To be done:
From the entries below, copy every line holding the word "ylabel".
# START OF Dataset
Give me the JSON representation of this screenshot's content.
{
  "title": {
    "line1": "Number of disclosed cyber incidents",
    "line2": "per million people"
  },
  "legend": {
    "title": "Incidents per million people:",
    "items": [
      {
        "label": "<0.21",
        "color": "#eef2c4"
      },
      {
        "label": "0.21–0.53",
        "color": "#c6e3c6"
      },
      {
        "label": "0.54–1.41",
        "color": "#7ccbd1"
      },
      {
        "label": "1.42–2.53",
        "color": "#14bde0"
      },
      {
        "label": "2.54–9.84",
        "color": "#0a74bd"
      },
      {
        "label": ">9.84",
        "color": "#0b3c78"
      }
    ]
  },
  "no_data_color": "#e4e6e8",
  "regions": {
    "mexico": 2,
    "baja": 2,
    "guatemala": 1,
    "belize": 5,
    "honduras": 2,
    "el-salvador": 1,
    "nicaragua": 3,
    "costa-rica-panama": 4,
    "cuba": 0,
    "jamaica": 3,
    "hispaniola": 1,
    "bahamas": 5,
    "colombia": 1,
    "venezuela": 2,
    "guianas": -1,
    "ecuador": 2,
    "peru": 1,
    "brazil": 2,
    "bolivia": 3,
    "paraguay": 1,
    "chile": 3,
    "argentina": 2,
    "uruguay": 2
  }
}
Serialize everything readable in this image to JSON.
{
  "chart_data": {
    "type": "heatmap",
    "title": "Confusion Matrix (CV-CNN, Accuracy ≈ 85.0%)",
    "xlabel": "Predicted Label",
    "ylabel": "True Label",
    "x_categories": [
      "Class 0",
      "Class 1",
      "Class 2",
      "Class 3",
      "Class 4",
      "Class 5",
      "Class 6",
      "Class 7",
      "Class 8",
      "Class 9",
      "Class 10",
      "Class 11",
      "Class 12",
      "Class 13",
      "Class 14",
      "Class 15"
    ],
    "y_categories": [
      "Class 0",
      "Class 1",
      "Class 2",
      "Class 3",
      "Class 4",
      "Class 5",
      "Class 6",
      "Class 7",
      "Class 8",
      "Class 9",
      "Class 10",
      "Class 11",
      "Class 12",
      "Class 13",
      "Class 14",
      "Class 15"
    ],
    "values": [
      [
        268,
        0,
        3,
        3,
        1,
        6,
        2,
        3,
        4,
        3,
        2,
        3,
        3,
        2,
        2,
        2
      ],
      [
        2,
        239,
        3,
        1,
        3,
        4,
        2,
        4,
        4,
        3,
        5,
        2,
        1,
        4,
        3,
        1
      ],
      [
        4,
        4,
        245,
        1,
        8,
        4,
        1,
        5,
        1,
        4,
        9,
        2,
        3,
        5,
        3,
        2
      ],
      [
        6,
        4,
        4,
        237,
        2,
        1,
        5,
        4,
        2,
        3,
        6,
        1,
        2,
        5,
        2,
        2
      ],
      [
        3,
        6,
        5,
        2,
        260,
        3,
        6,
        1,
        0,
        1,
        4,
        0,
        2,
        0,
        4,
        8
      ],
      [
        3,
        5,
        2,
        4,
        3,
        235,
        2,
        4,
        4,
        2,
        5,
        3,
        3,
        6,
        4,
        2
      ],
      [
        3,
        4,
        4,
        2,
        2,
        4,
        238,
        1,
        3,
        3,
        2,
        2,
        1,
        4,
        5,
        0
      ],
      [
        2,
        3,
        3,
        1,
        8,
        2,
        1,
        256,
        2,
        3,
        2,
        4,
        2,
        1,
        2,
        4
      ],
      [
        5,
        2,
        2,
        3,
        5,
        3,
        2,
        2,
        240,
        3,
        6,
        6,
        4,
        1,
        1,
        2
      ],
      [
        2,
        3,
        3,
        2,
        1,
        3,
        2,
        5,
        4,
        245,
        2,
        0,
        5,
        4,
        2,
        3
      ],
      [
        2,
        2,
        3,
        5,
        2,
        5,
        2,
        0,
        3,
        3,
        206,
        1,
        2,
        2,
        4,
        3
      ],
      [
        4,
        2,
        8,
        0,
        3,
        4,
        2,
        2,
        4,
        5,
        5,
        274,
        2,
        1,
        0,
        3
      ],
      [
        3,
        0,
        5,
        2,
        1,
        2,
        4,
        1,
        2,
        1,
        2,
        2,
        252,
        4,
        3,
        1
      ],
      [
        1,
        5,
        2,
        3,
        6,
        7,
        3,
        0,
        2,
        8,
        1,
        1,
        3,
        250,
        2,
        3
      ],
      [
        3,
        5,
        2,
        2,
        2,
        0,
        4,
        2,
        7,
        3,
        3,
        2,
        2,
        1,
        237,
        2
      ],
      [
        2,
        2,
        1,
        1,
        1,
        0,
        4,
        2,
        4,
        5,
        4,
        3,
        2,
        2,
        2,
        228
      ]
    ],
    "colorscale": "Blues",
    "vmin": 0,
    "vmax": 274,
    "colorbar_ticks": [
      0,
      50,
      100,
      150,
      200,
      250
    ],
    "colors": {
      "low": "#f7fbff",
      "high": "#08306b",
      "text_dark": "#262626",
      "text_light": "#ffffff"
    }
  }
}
# END OF Dataset
# START OF Dataset
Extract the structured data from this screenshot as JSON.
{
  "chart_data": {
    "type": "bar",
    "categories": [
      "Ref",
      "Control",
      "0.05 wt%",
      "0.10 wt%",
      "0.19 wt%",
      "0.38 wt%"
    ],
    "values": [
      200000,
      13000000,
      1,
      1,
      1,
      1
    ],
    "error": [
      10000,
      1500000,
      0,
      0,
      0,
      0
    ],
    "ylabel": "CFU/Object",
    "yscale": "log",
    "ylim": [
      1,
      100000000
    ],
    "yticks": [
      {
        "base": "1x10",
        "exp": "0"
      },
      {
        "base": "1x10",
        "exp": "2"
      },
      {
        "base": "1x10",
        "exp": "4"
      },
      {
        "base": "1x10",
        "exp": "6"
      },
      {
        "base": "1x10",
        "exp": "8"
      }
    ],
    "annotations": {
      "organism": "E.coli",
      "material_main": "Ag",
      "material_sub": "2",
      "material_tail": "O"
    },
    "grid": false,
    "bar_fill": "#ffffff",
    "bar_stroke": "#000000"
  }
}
# END OF Dataset
# START OF Dataset
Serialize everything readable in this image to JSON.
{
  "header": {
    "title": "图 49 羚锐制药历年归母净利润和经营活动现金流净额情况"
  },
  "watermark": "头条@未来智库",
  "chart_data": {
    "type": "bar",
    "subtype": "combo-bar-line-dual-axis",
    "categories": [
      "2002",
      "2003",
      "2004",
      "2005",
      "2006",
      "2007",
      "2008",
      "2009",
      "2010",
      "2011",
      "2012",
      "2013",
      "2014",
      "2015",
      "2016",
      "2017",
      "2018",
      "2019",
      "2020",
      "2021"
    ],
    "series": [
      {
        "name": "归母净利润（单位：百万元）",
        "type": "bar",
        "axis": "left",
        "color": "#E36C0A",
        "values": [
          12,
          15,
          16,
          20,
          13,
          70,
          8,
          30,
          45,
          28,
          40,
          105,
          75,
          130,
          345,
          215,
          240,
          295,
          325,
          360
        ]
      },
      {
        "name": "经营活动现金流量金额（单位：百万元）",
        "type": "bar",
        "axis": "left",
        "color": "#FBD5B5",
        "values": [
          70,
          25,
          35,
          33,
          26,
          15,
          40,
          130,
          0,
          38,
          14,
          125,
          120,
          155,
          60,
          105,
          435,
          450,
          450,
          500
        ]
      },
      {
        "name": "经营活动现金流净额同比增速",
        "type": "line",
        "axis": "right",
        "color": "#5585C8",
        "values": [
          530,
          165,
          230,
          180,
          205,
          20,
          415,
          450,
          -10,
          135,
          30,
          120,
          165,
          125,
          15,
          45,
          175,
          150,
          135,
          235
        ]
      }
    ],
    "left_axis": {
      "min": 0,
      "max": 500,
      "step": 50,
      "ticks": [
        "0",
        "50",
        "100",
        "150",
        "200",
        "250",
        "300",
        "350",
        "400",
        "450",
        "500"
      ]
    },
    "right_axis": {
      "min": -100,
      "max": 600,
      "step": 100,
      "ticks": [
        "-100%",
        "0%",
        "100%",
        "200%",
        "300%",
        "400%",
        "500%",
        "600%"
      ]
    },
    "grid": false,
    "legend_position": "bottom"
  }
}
# END OF Dataset
Final answer:
    "ylabel": "True Label",
    "ylabel": "CFU/Object",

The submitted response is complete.